Eli pun tak meliburkan diri mengikuti event bergengsi kelas internasional dan nasional tersebut.
Ia bahkan kembali lolos kurasi pada BRI UMKM EXPO(RT) dan BRILIANPRENEUR 2025
Kurasi ini bukan hal mudah. Ribuan UMKM mendaftar tiap tahun. Produk harus memenuhi standar kualitas dan rasa, higienitas, packaging, konsistensi produksi, kesiapan ekspor.
Koncone Ngemil masuk sebagai salah satu UMKM camilan yang dipilih.
Event ini mempertemukan UMKM dengan buyer mancanegara, perwakilan LPEI, serta membuka peluang perdagangan luar negeri.
Melalui pendampingan dan pelatihan, Koncone Ngemil berhasil meningkatkan standar produksi. Eli mengikuti program pelatihan higienitas, standar kemasan ekspor, efisiensi produksi melalui kompetisi QCC & 5R.

» **ISI KUMPULAN DATA**:
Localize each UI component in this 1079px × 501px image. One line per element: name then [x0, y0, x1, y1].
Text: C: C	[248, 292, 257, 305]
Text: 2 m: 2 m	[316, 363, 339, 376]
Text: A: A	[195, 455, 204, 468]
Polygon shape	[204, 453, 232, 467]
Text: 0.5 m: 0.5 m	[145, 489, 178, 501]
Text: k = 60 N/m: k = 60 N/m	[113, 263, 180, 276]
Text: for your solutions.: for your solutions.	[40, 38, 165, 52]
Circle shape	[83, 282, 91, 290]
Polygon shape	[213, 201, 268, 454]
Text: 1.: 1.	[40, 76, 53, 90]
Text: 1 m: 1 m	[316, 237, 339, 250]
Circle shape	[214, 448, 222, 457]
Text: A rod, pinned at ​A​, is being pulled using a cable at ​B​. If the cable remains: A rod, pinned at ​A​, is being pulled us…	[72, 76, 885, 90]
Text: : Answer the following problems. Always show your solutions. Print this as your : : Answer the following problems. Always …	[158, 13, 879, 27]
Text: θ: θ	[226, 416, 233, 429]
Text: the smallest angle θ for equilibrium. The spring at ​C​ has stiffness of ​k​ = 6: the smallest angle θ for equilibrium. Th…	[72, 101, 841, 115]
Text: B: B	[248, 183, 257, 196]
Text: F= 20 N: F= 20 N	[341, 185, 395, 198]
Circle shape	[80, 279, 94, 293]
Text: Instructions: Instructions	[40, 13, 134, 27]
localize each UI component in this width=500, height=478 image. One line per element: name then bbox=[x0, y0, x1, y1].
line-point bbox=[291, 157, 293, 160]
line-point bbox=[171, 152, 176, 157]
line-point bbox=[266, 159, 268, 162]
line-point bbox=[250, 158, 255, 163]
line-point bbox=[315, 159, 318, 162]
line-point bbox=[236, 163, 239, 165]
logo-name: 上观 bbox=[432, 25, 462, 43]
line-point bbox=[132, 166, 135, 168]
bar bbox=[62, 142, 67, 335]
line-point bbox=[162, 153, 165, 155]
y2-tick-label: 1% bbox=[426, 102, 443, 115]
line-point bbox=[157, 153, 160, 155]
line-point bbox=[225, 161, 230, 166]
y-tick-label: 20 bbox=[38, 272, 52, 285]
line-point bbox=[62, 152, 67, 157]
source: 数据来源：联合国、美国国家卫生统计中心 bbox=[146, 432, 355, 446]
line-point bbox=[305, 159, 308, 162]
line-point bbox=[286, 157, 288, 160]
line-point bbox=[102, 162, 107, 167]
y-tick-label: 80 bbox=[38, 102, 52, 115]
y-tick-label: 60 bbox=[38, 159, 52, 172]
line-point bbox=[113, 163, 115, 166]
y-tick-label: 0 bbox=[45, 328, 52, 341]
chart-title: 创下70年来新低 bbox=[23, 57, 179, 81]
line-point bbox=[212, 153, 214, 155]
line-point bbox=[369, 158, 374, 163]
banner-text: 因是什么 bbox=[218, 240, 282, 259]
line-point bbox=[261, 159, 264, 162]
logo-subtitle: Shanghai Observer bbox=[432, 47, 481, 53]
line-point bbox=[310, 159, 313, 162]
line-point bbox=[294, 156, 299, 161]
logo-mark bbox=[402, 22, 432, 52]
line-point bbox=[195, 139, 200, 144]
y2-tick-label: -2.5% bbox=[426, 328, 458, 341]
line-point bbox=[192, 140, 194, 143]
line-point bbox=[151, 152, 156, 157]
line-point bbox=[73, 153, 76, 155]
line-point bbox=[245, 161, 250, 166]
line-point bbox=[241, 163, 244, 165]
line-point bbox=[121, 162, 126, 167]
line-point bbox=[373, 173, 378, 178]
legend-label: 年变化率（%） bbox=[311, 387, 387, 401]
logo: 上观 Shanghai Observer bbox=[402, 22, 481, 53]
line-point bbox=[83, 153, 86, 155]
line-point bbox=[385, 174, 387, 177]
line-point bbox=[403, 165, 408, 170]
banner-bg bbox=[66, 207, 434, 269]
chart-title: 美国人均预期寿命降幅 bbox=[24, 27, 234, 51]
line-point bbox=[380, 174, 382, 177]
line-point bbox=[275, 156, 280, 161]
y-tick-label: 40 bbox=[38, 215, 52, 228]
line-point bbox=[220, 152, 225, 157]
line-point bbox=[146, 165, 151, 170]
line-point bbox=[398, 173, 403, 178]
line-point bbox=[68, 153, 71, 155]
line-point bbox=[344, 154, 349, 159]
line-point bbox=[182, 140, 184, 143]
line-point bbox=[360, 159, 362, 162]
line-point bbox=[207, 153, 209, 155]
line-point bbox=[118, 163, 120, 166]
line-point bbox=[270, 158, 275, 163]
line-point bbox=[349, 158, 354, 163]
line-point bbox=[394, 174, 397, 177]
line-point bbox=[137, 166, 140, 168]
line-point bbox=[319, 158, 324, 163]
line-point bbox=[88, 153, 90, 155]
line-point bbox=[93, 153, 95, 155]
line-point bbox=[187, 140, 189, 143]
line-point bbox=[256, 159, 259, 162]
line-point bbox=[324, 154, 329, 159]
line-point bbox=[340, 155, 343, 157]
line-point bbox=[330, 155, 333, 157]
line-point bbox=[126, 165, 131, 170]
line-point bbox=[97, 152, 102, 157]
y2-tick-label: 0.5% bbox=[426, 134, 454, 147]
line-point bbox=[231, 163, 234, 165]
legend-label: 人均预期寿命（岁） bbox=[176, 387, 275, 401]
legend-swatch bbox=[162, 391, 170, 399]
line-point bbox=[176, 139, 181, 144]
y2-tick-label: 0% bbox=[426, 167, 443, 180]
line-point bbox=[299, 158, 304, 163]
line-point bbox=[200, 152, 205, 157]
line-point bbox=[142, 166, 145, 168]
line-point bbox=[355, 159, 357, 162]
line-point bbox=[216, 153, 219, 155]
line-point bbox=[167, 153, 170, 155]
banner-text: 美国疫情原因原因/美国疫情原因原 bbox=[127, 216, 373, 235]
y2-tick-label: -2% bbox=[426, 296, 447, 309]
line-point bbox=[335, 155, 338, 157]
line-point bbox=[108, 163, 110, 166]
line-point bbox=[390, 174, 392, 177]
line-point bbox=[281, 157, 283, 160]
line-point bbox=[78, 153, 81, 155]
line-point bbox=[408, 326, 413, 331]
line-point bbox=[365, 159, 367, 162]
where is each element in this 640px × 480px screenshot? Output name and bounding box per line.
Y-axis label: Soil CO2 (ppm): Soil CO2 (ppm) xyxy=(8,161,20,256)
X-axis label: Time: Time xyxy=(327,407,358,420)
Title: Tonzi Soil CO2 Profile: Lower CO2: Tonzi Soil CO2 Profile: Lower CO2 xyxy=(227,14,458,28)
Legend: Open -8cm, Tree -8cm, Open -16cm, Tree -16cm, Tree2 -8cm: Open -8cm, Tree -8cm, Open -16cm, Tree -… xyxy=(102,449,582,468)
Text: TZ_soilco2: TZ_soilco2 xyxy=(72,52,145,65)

» **TUGAS YANG DIKERJAKAN**: Menurut teks bacaan, pada acara apa saja Eli kembali lolos kurasi?

» **PENYELESAIAN SOAL**: BRI UMKM EXPO(RT) dan BRILIANPRENEUR 2025.